[Start]

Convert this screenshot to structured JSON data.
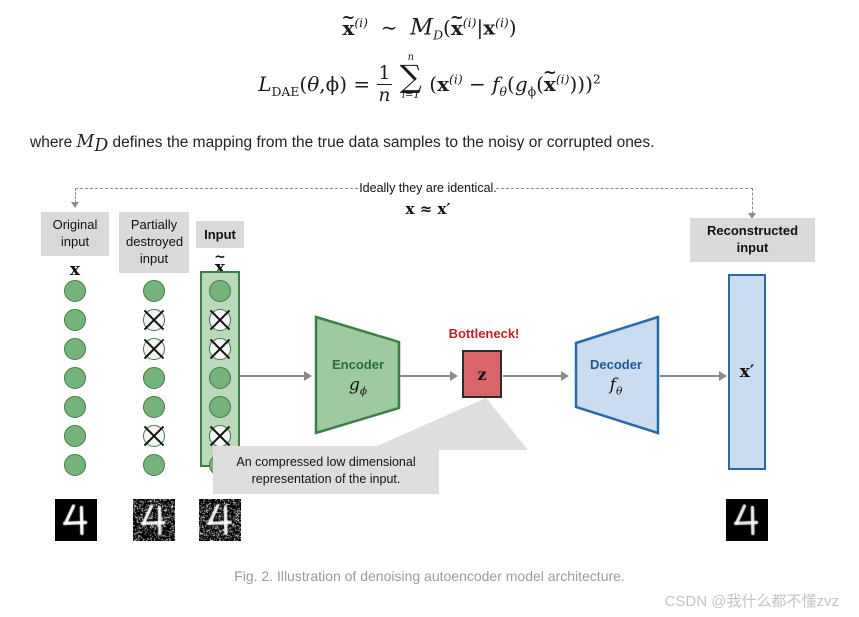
{
  "equations": {
    "line1_plain": "x̃(i) ~ M_D(x̃(i)|x(i))",
    "line2_plain": "L_DAE(θ,φ) = (1/n) Σ_{i=1}^{n} (x(i) − f_θ(g_φ(x̃(i))))²",
    "sum_upper": "n",
    "sum_lower": "i=1",
    "frac_num": "1",
    "frac_den": "n"
  },
  "where_text": {
    "before": "where ",
    "symbol": "M",
    "symbol_sub": "D",
    "after": " defines the mapping from the true data samples to the noisy or corrupted ones."
  },
  "figure": {
    "ideal_note": "Ideally they are identical.",
    "ideal_equation": "x ≈ x′",
    "labels": {
      "original_input": "Original\ninput",
      "original_input_line1": "Original",
      "original_input_line2": "input",
      "partially_destroyed_line1": "Partially",
      "partially_destroyed_line2": "destroyed",
      "partially_destroyed_line3": "input",
      "input": "Input",
      "reconstructed_line1": "Reconstructed",
      "reconstructed_line2": "input"
    },
    "symbols": {
      "x": "x",
      "x_tilde": "x̃",
      "x_prime": "x′",
      "z": "z"
    },
    "encoder": {
      "title": "Encoder",
      "func": "gφ",
      "color": "#76b37a",
      "stroke": "#3f7d46"
    },
    "decoder": {
      "title": "Decoder",
      "func": "fθ",
      "color": "#cadcf0",
      "stroke": "#2a69ac"
    },
    "bottleneck": {
      "label": "Bottleneck!",
      "value": "z",
      "color": "#d9656a",
      "label_color": "#c0202a"
    },
    "callout": {
      "line1": "An compressed low dimensional",
      "line2": "representation of the input."
    },
    "node_columns": [
      {
        "name": "original",
        "nodes": [
          "o",
          "o",
          "o",
          "o",
          "o",
          "o",
          "o"
        ]
      },
      {
        "name": "corrupted",
        "nodes": [
          "o",
          "x",
          "x",
          "o",
          "o",
          "x",
          "o"
        ]
      },
      {
        "name": "input",
        "nodes": [
          "o",
          "x",
          "x",
          "o",
          "o",
          "x",
          "o"
        ]
      }
    ]
  },
  "caption": "Fig. 2. Illustration of denoising autoencoder model architecture.",
  "watermark": "CSDN @我什么都不懂zvz"
}
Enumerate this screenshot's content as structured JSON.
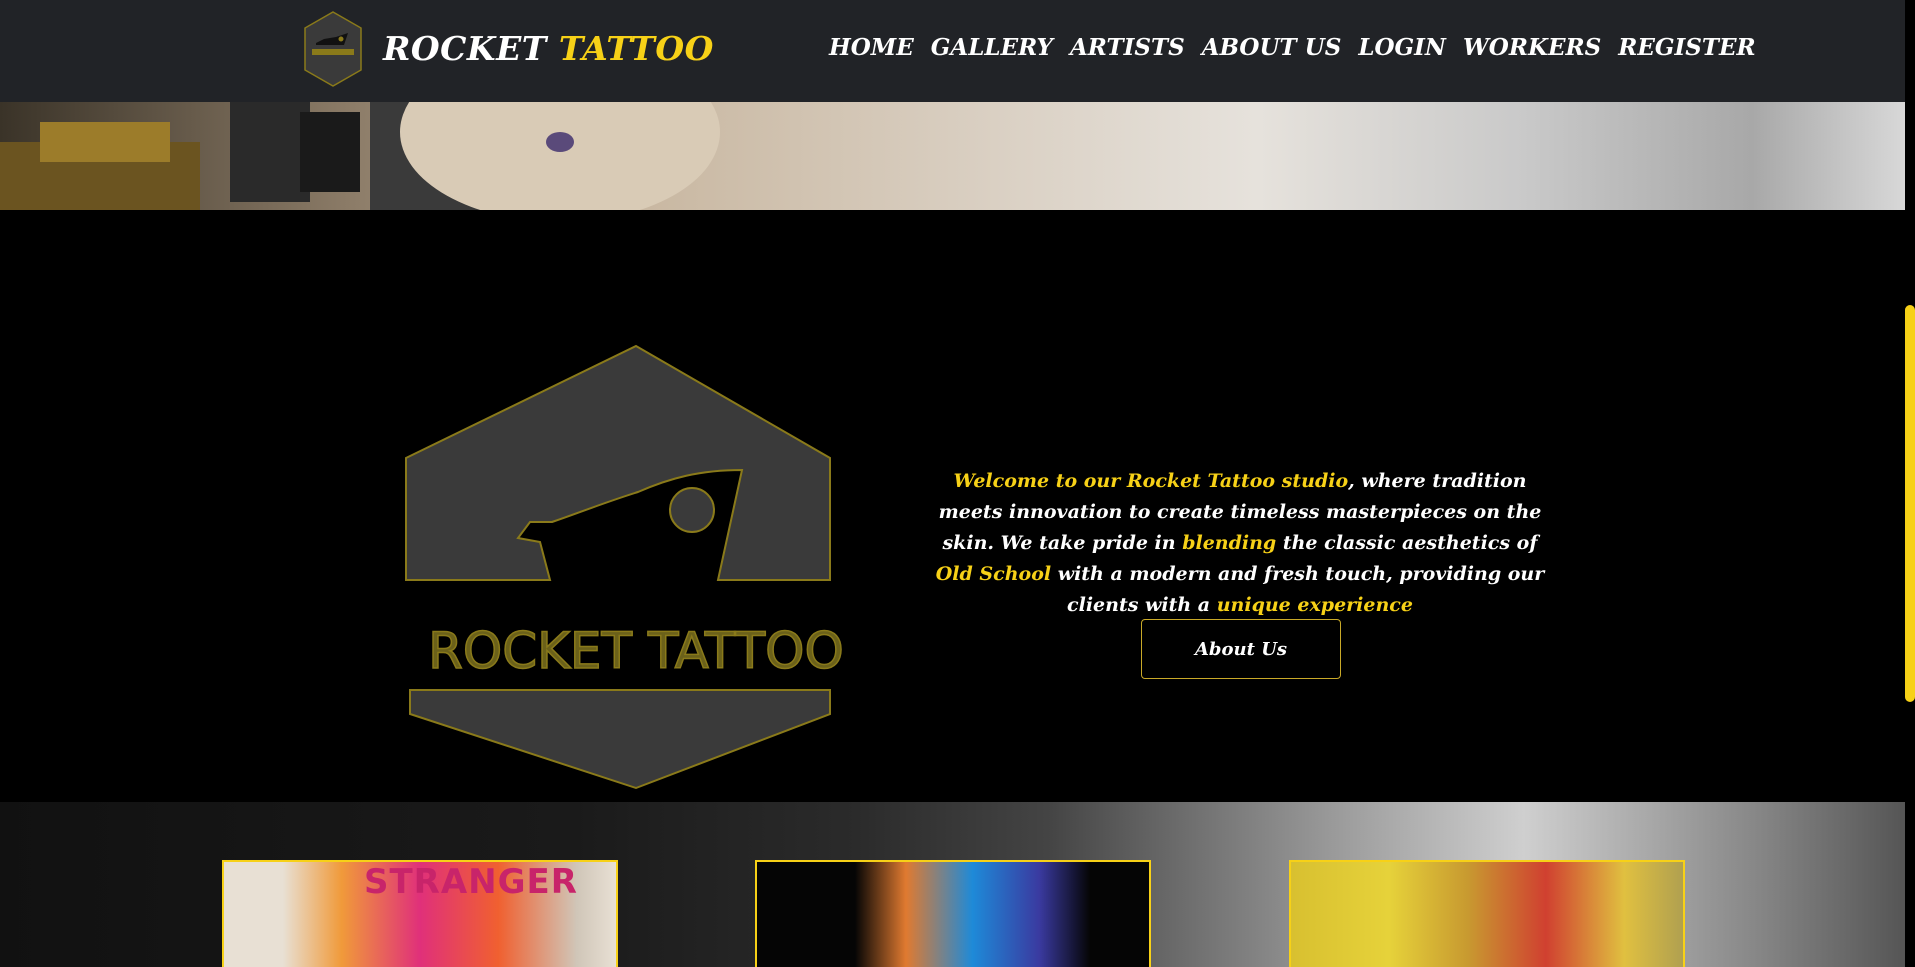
{
  "brand": {
    "name_part1": "ROCKET ",
    "name_part2": "TATTOO"
  },
  "nav": {
    "items": [
      "HOME",
      "GALLERY",
      "ARTISTS",
      "ABOUT US",
      "LOGIN",
      "WORKERS",
      "REGISTER"
    ]
  },
  "about": {
    "logo_text": "ROCKET TATTOO",
    "intro": {
      "s1": "Welcome to our Rocket Tattoo studio",
      "s2": ", where tradition meets innovation to create timeless masterpieces on the skin. We take pride in ",
      "s3": "blending",
      "s4": " the classic aesthetics of ",
      "s5": "Old School",
      "s6": " with a modern and fresh touch, providing our clients with a ",
      "s7": "unique experience"
    },
    "button_label": "About Us"
  },
  "gallery": {
    "card1_text": "STRANGER"
  },
  "colors": {
    "accent": "#f7d117",
    "navbar": "#212327",
    "background": "#000000"
  },
  "icons": [
    "rocket-logo-icon"
  ]
}
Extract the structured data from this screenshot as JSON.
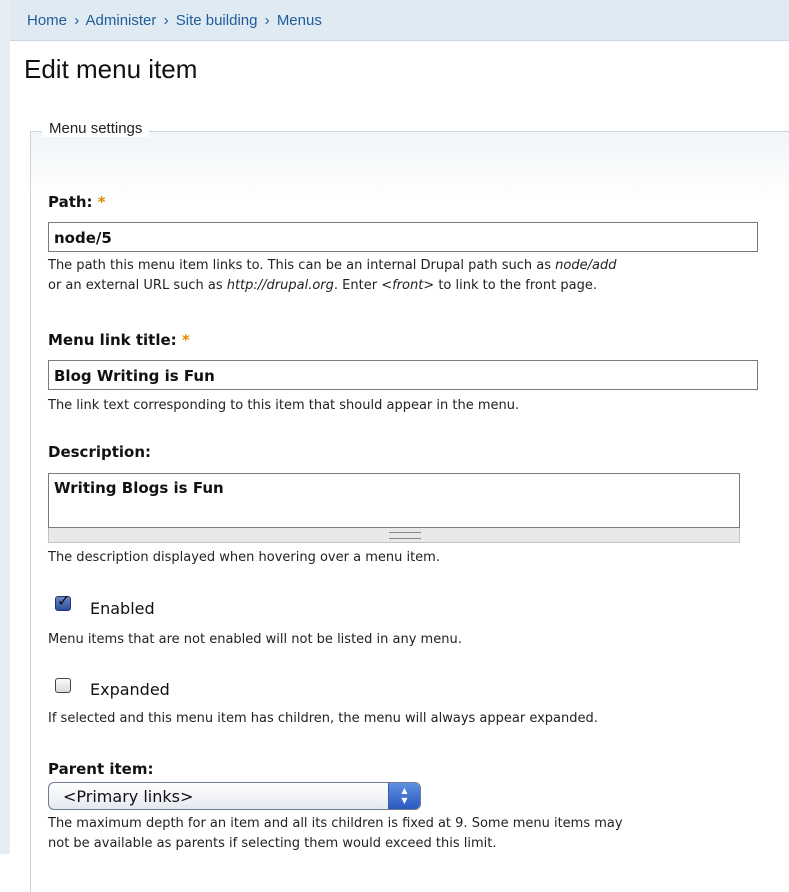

[End]

__Task details__:
Quote only the lines that start at the line holding "Enumerate this screenshot's" and end at the last line of the entries, including both of those lines, and omit every picture.

__Solution__:
Enumerate this screenshot's content as structured JSON.
{
  "brand": {
    "name_part1": "ROCKET ",
    "name_part2": "TATTOO"
  },
  "nav": {
    "items": [
      "HOME",
      "GALLERY",
      "ARTISTS",
      "ABOUT US",
      "LOGIN",
      "WORKERS",
      "REGISTER"
    ]
  },
  "about": {
    "logo_text": "ROCKET TATTOO",
    "intro": {
      "s1": "Welcome to our Rocket Tattoo studio",
      "s2": ", where tradition meets innovation to create timeless masterpieces on the skin. We take pride in ",
      "s3": "blending",
      "s4": " the classic aesthetics of ",
      "s5": "Old School",
      "s6": " with a modern and fresh touch, providing our clients with a ",
      "s7": "unique experience"
    },
    "button_label": "About Us"
  },
  "gallery": {
    "card1_text": "STRANGER"
  },
  "colors": {
    "accent": "#f7d117",
    "navbar": "#212327",
    "background": "#000000"
  },
  "icons": [
    "rocket-logo-icon"
  ]
}
Extract the structured data from this screenshot as JSON.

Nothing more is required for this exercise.